[Records from a dataset]
————
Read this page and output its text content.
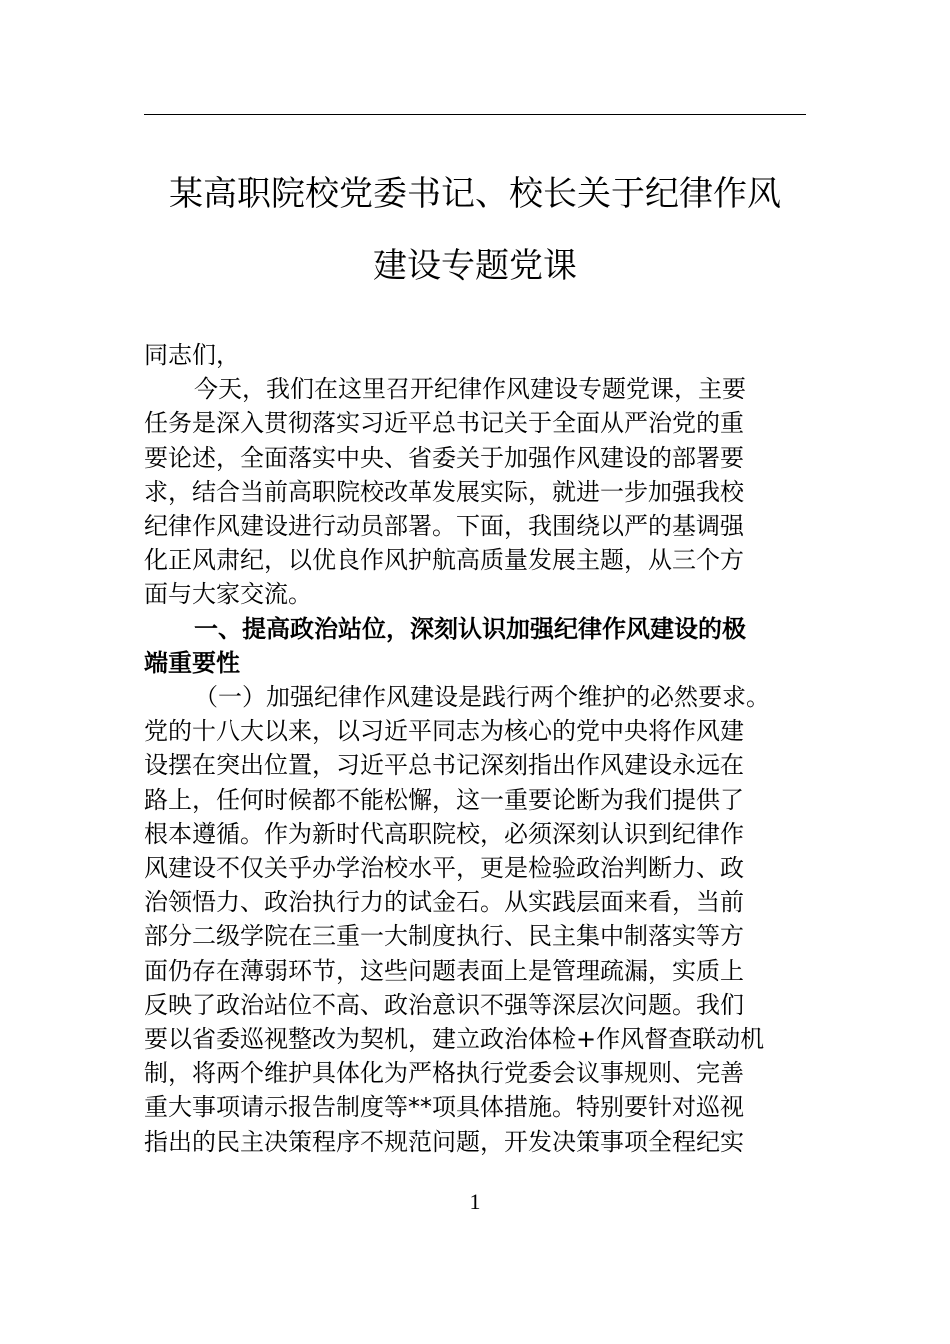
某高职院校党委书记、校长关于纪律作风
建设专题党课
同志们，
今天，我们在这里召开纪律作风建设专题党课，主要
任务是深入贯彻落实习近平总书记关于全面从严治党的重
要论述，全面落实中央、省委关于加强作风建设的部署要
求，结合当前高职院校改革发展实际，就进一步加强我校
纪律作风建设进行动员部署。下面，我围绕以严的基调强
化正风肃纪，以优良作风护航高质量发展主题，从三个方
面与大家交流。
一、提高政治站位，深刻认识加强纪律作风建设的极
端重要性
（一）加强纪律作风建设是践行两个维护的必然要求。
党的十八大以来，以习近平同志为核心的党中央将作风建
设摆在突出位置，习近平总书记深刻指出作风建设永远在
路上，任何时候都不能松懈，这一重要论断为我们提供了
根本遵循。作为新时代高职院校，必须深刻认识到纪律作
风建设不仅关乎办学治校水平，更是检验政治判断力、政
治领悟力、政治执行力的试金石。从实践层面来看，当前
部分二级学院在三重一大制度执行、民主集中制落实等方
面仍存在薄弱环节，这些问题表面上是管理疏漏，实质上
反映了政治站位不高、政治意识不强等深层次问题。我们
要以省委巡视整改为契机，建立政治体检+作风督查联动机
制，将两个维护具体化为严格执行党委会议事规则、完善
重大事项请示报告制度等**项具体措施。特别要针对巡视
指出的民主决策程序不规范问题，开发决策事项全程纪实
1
————
[Prompt] Transcribe each entry precisely as given, leaving the pictures out.

[Output for this task]
Read this page and output its text content.
某高职院校党委书记、校长关于纪律作风
建设专题党课
同志们，
今天，我们在这里召开纪律作风建设专题党课，主要
任务是深入贯彻落实习近平总书记关于全面从严治党的重
要论述，全面落实中央、省委关于加强作风建设的部署要
求，结合当前高职院校改革发展实际，就进一步加强我校
纪律作风建设进行动员部署。下面，我围绕以严的基调强
化正风肃纪，以优良作风护航高质量发展主题，从三个方
面与大家交流。
一、提高政治站位，深刻认识加强纪律作风建设的极
端重要性
（一）加强纪律作风建设是践行两个维护的必然要求。
党的十八大以来，以习近平同志为核心的党中央将作风建
设摆在突出位置，习近平总书记深刻指出作风建设永远在
路上，任何时候都不能松懈，这一重要论断为我们提供了
根本遵循。作为新时代高职院校，必须深刻认识到纪律作
风建设不仅关乎办学治校水平，更是检验政治判断力、政
治领悟力、政治执行力的试金石。从实践层面来看，当前
部分二级学院在三重一大制度执行、民主集中制落实等方
面仍存在薄弱环节，这些问题表面上是管理疏漏，实质上
反映了政治站位不高、政治意识不强等深层次问题。我们
要以省委巡视整改为契机，建立政治体检+作风督查联动机
制，将两个维护具体化为严格执行党委会议事规则、完善
重大事项请示报告制度等**项具体措施。特别要针对巡视
指出的民主决策程序不规范问题，开发决策事项全程纪实
1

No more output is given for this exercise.